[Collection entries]
----------

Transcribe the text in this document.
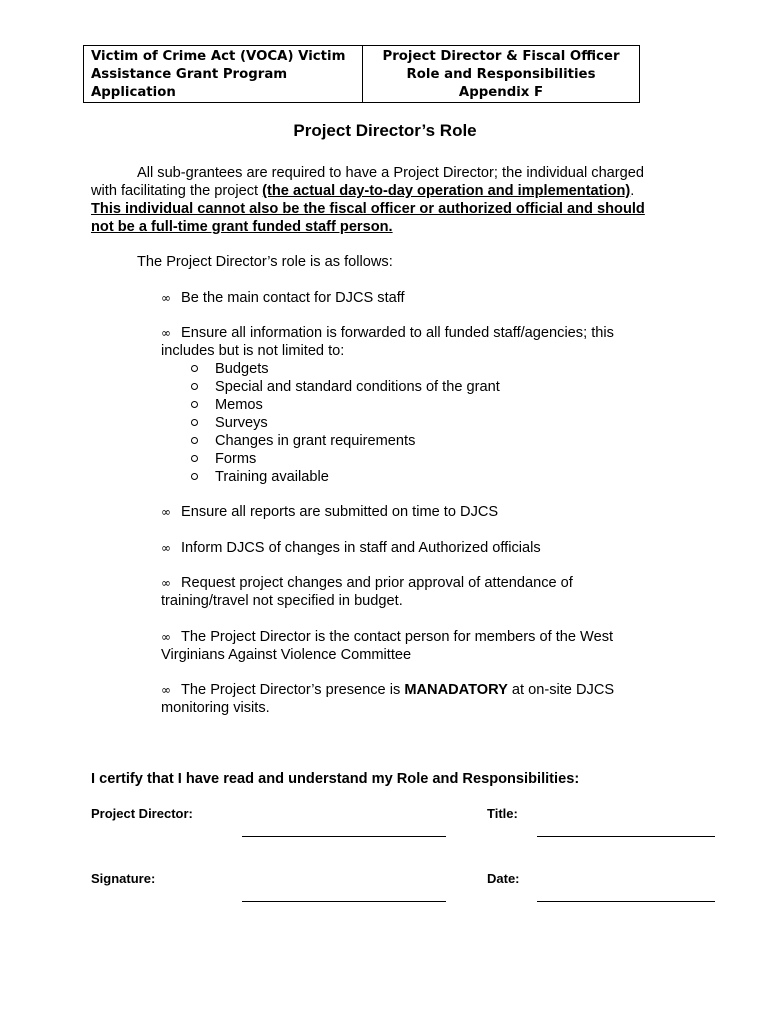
Victim of Crime Act (VOCA) Victim
Assistance Grant Program
Application
Project Director & Fiscal Officer
Role and Responsibilities
Appendix F
Project Director’s Role
All sub-grantees are required to have a Project Director; the individual charged
with facilitating the project (the actual day-to-day operation and implementation).
This individual cannot also be the fiscal officer or authorized official and should
not be a full-time grant funded staff person.
The Project Director’s role is as follows:
∞ Be the main contact for DJCS staff
∞ Ensure all information is forwarded to all funded staff/agencies; this
includes but is not limited to:
Budgets
Special and standard conditions of the grant
Memos
Surveys
Changes in grant requirements
Forms
Training available
∞ Ensure all reports are submitted on time to DJCS
∞ Inform DJCS of changes in staff and Authorized officials
∞ Request project changes and prior approval of attendance of
training/travel not specified in budget.
∞ The Project Director is the contact person for members of the West
Virginians Against Violence Committee
∞ The Project Director’s presence is MANADATORY at on-site DJCS
monitoring visits.
I certify that I have read and understand my Role and Responsibilities:
Project Director:	Title:
Signature:	Date:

----------

Repeat the data exactly, without the pictures.

__The solution__
Transcribe the text in this document.
Victim of Crime Act (VOCA) Victim
Assistance Grant Program
Application
Project Director & Fiscal Officer
Role and Responsibilities
Appendix F
Project Director’s Role
All sub-grantees are required to have a Project Director; the individual charged
with facilitating the project (the actual day-to-day operation and implementation).
This individual cannot also be the fiscal officer or authorized official and should
not be a full-time grant funded staff person.
The Project Director’s role is as follows:
∞ Be the main contact for DJCS staff
∞ Ensure all information is forwarded to all funded staff/agencies; this
includes but is not limited to:
Budgets
Special and standard conditions of the grant
Memos
Surveys
Changes in grant requirements
Forms
Training available
∞ Ensure all reports are submitted on time to DJCS
∞ Inform DJCS of changes in staff and Authorized officials
∞ Request project changes and prior approval of attendance of
training/travel not specified in budget.
∞ The Project Director is the contact person for members of the West
Virginians Against Violence Committee
∞ The Project Director’s presence is MANADATORY at on-site DJCS
monitoring visits.
I certify that I have read and understand my Role and Responsibilities:
Project Director:	Title:
Signature:	Date:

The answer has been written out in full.